TO DO:
Report how many lines below contain the word "working". Give only the number.

RECORD SET:
··········

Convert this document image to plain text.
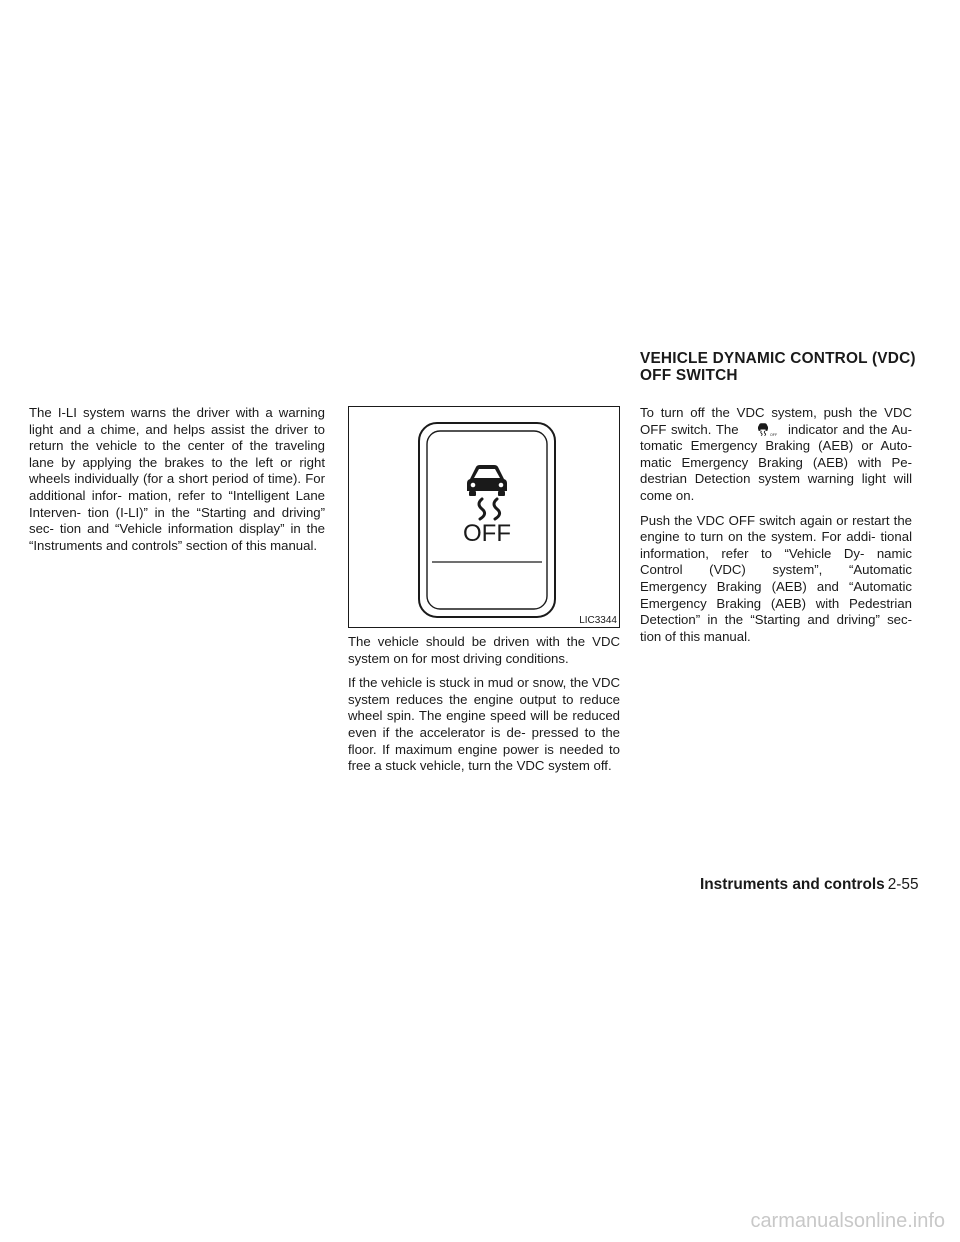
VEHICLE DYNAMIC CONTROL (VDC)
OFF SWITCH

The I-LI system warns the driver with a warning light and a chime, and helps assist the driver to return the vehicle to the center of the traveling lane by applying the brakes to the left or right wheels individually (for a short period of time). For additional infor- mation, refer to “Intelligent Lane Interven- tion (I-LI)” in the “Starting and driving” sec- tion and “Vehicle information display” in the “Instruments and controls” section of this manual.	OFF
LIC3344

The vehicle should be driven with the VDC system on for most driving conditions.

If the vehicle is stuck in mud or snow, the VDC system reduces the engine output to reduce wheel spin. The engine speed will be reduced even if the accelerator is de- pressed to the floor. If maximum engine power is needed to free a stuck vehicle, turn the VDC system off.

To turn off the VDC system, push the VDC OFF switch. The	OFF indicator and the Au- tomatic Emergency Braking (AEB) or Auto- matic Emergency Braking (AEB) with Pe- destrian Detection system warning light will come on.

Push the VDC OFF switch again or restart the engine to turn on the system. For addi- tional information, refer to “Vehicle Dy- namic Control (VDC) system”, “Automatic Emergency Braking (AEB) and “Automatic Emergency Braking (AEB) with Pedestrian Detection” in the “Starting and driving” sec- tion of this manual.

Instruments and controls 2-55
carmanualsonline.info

··········

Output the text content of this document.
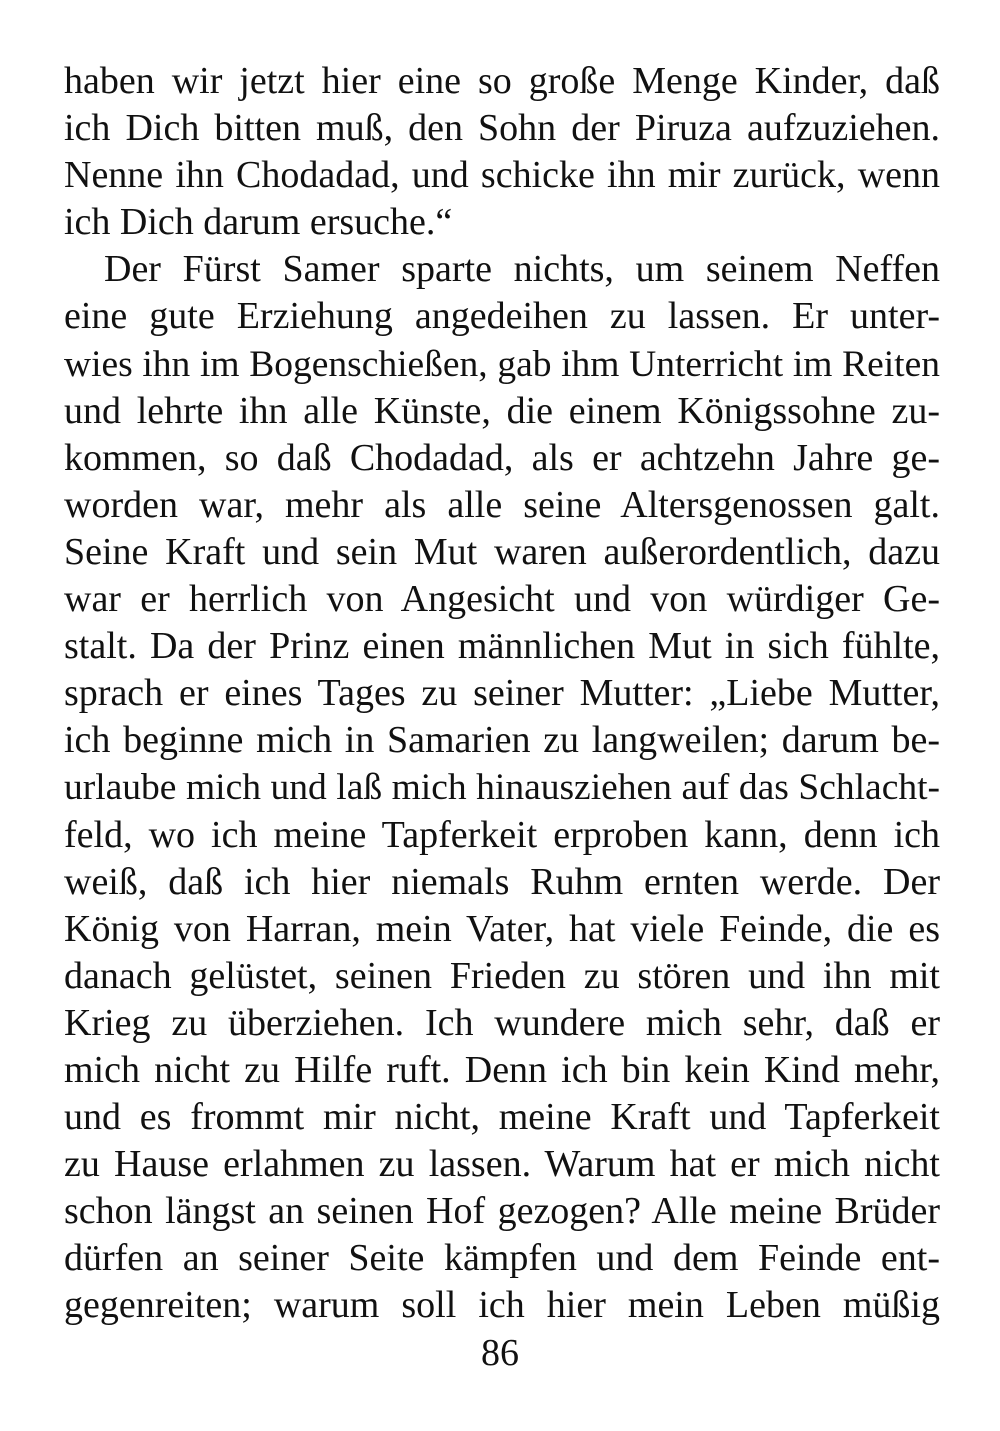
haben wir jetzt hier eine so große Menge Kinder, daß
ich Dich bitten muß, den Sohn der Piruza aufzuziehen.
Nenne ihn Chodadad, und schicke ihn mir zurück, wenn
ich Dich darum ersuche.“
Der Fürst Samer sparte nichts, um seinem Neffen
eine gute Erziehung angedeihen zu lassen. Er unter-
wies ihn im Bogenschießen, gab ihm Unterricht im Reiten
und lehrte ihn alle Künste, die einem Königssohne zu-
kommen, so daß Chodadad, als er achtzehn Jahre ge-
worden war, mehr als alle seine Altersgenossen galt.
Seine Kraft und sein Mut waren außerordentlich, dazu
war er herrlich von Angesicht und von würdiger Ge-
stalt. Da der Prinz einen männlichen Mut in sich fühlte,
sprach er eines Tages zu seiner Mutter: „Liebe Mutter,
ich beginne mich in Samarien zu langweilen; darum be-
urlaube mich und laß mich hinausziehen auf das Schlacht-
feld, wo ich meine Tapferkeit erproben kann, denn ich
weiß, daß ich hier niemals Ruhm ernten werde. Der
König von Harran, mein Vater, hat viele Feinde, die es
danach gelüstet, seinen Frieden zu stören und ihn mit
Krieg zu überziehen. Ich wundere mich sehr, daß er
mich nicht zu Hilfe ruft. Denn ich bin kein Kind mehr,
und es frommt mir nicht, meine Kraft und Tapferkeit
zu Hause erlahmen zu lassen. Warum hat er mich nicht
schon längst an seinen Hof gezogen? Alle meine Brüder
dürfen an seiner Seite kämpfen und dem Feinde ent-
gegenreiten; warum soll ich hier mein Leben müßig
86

··········

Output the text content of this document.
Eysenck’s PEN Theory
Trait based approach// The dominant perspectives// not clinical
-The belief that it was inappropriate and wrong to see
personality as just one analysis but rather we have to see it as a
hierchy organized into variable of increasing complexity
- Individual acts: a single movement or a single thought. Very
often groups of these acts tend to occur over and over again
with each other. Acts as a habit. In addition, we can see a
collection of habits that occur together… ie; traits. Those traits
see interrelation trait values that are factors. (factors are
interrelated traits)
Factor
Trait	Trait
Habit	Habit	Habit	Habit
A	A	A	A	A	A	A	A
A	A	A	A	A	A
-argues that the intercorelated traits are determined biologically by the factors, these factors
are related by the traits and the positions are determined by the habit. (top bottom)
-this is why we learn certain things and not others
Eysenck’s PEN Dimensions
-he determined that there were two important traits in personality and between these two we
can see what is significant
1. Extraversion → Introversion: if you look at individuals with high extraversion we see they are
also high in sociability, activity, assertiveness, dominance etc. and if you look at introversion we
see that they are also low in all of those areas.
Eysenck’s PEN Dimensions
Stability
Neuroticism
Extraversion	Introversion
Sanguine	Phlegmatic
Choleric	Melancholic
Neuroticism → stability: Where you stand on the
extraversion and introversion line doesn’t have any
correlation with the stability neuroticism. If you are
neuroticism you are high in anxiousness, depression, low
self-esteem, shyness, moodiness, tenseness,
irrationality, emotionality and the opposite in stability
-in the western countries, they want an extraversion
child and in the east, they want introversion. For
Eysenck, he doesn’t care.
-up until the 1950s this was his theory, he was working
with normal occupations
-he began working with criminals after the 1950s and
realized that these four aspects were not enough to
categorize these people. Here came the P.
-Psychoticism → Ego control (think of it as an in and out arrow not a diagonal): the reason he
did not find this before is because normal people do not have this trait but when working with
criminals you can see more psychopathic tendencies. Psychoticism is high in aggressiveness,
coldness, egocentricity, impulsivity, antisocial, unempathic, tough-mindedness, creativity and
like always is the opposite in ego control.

··········

OUTPUT BELOW:
3